[EXERCISE DETAILS]
Every line that holds the string "определения" is to be identified and copied.

[PROVIDED INFORMATION]
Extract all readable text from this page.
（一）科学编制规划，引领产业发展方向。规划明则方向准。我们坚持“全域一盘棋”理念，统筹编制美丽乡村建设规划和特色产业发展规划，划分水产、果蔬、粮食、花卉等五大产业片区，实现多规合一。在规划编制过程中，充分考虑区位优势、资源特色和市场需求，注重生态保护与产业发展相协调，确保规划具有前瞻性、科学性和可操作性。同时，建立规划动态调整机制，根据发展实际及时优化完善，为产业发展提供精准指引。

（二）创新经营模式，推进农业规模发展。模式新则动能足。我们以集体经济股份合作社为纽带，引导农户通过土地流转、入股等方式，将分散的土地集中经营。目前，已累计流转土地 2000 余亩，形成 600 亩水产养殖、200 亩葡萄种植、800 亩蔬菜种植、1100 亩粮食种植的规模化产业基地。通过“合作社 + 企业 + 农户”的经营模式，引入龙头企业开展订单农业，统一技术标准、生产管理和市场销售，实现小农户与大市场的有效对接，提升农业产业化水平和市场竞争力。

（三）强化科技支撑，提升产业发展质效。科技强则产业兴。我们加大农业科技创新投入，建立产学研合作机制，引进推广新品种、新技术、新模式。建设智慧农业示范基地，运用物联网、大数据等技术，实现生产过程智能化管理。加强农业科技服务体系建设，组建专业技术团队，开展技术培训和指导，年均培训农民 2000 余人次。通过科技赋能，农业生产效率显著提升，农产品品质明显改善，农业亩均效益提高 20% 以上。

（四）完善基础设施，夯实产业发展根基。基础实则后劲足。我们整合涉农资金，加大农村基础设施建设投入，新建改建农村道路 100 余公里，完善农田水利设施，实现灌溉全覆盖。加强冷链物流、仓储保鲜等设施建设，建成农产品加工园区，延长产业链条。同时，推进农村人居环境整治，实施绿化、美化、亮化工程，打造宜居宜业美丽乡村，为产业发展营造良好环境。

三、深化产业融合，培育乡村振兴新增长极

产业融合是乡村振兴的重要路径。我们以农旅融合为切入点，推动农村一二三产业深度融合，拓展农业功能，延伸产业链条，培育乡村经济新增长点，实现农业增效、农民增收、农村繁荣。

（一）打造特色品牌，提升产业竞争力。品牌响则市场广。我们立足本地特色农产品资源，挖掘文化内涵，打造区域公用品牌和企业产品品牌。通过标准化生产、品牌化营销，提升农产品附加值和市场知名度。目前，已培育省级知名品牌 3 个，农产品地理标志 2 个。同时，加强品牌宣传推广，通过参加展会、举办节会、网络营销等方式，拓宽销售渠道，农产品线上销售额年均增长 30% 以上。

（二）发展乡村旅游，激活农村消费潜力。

...

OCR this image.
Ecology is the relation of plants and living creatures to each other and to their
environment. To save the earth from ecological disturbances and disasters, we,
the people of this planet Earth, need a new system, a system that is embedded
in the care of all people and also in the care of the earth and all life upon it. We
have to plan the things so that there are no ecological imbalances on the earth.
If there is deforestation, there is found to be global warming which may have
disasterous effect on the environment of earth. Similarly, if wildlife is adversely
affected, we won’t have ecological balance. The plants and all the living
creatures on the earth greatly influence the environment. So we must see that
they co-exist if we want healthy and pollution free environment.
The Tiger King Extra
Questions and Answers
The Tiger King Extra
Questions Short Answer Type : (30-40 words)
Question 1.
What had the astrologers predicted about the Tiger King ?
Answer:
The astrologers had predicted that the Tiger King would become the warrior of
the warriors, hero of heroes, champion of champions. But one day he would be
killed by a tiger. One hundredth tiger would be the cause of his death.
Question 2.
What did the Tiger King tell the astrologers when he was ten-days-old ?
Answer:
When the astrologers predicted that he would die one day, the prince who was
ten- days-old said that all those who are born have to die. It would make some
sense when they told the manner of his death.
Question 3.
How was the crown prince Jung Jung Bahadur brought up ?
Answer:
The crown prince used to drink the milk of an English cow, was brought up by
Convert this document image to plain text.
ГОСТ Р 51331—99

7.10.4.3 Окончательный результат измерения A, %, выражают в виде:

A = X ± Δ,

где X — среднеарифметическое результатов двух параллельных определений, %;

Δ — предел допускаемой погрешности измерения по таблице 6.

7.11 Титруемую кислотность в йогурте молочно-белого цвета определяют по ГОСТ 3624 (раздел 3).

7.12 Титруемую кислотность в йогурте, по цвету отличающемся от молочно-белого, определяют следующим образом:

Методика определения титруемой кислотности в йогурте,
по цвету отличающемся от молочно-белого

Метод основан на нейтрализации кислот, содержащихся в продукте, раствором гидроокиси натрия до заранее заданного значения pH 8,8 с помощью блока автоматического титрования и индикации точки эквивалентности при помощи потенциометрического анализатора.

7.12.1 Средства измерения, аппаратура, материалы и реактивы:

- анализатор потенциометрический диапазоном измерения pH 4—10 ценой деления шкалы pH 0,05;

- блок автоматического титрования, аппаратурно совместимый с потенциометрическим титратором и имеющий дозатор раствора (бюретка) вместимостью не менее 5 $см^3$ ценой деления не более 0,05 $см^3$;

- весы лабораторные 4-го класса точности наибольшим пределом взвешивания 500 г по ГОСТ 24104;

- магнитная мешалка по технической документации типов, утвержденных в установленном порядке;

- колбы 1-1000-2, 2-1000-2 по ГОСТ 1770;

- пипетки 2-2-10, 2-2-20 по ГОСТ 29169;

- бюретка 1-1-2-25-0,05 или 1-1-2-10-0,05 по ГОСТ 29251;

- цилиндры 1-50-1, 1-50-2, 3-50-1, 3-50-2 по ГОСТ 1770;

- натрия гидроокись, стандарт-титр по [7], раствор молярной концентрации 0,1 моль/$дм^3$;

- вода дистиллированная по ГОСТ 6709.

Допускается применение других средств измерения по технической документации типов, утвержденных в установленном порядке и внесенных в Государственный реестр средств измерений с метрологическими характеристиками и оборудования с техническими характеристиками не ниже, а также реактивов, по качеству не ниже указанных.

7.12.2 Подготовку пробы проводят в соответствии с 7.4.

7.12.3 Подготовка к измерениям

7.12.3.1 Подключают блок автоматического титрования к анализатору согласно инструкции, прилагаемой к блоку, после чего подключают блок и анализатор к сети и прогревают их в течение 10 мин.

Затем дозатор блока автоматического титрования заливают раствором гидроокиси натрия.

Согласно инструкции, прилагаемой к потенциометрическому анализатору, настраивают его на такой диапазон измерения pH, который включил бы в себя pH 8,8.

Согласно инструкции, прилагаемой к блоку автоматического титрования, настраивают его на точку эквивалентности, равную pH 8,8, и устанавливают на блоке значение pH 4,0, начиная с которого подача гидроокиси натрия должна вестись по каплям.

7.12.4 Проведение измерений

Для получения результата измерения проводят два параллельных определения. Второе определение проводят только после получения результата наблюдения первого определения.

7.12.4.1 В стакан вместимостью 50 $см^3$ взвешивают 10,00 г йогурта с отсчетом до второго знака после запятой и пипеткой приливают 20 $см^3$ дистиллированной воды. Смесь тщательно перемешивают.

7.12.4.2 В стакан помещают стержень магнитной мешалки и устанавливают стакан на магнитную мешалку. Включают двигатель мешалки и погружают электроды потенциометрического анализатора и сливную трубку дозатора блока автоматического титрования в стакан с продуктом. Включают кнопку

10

[ANSWER TO THIS PROBLEM]
Методика определения титруемой кислотности в йогурте,
Для получения результата измерения проводят два параллельных определения. Второе определение проводят только после получения результата наблюдения первого определения.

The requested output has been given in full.